• [AIM] Will you transcribe all the entries word for word, skipping the pictures they hold?

• [PROVIDED DATA]
========================

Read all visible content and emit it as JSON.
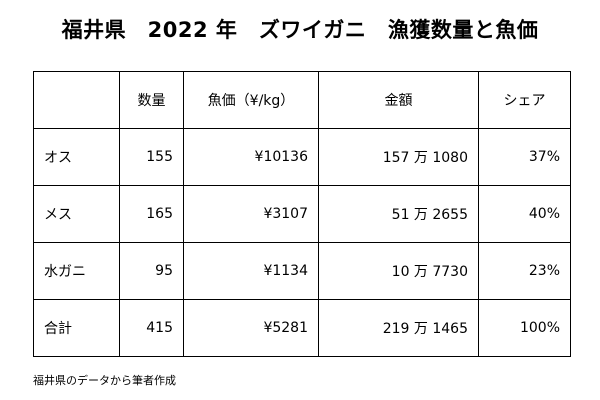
{
  "title": "福井県　2022 年　ズワイガニ　漁獲数量と魚価",
  "table": {
    "header": [
      "数量",
      "魚価（¥/kg）",
      "金額",
      "シェア"
    ],
    "rows": [
      [
        "オス",
        155,
        "¥10136",
        "157 万 1080",
        "37%"
      ],
      [
        "メス",
        165,
        "¥3107",
        "51 万 2655",
        "40%"
      ],
      [
        "水ガニ",
        95,
        "¥1134",
        "10 万 7730",
        "23%"
      ],
      [
        "合計",
        415,
        "¥5281",
        "219 万 1465",
        "100%"
      ]
    ]
  },
  "note": "福井県のデータから筆者作成"
}
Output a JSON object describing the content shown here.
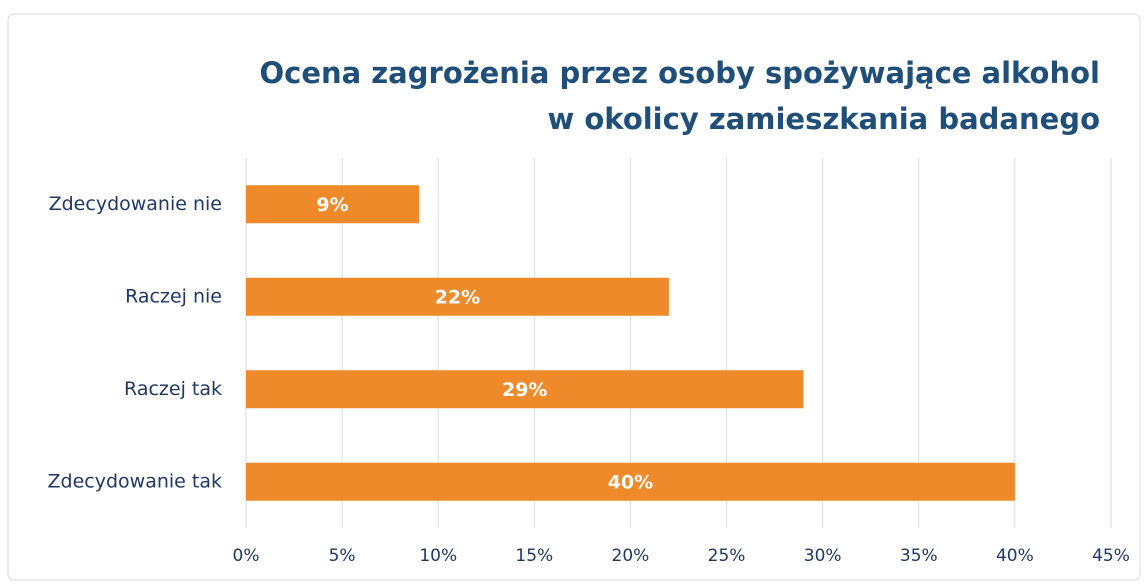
{
  "chart_data": {
    "type": "barh",
    "title": [
      "Ocena zagrożenia przez osoby spożywające alkohol",
      "w okolicy zamieszkania badanego"
    ],
    "categories": [
      "Zdecydowanie nie",
      "Raczej nie",
      "Raczej tak",
      "Zdecydowanie tak"
    ],
    "values": [
      9,
      22,
      29,
      40
    ],
    "value_labels": [
      "9%",
      "22%",
      "29%",
      "40%"
    ],
    "color": "#ee8a2a",
    "xlim": [
      0,
      45
    ],
    "xticks": [
      {
        "value": 0,
        "label": "0%"
      },
      {
        "value": 5,
        "label": "5%"
      },
      {
        "value": 10,
        "label": "10%"
      },
      {
        "value": 15,
        "label": "15%"
      },
      {
        "value": 20,
        "label": "20%"
      },
      {
        "value": 25,
        "label": "25%"
      },
      {
        "value": 30,
        "label": "30%"
      },
      {
        "value": 35,
        "label": "35%"
      },
      {
        "value": 40,
        "label": "40%"
      },
      {
        "value": 45,
        "label": "45%"
      }
    ],
    "grid": true
  }
}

========================

• [COMPLETE RESPONSE]
Read all visible content and emit it as JSON.
{
  "title": "福井県　2022 年　ズワイガニ　漁獲数量と魚価",
  "table": {
    "header": [
      "数量",
      "魚価（¥/kg）",
      "金額",
      "シェア"
    ],
    "rows": [
      [
        "オス",
        155,
        "¥10136",
        "157 万 1080",
        "37%"
      ],
      [
        "メス",
        165,
        "¥3107",
        "51 万 2655",
        "40%"
      ],
      [
        "水ガニ",
        95,
        "¥1134",
        "10 万 7730",
        "23%"
      ],
      [
        "合計",
        415,
        "¥5281",
        "219 万 1465",
        "100%"
      ]
    ]
  },
  "note": "福井県のデータから筆者作成"
}
Output a JSON object describing the content shown here.
{
  "chart_data": {
    "type": "barh",
    "title": [
      "Ocena zagrożenia przez osoby spożywające alkohol",
      "w okolicy zamieszkania badanego"
    ],
    "categories": [
      "Zdecydowanie nie",
      "Raczej nie",
      "Raczej tak",
      "Zdecydowanie tak"
    ],
    "values": [
      9,
      22,
      29,
      40
    ],
    "value_labels": [
      "9%",
      "22%",
      "29%",
      "40%"
    ],
    "color": "#ee8a2a",
    "xlim": [
      0,
      45
    ],
    "xticks": [
      {
        "value": 0,
        "label": "0%"
      },
      {
        "value": 5,
        "label": "5%"
      },
      {
        "value": 10,
        "label": "10%"
      },
      {
        "value": 15,
        "label": "15%"
      },
      {
        "value": 20,
        "label": "20%"
      },
      {
        "value": 25,
        "label": "25%"
      },
      {
        "value": 30,
        "label": "30%"
      },
      {
        "value": 35,
        "label": "35%"
      },
      {
        "value": 40,
        "label": "40%"
      },
      {
        "value": 45,
        "label": "45%"
      }
    ],
    "grid": true
  }
}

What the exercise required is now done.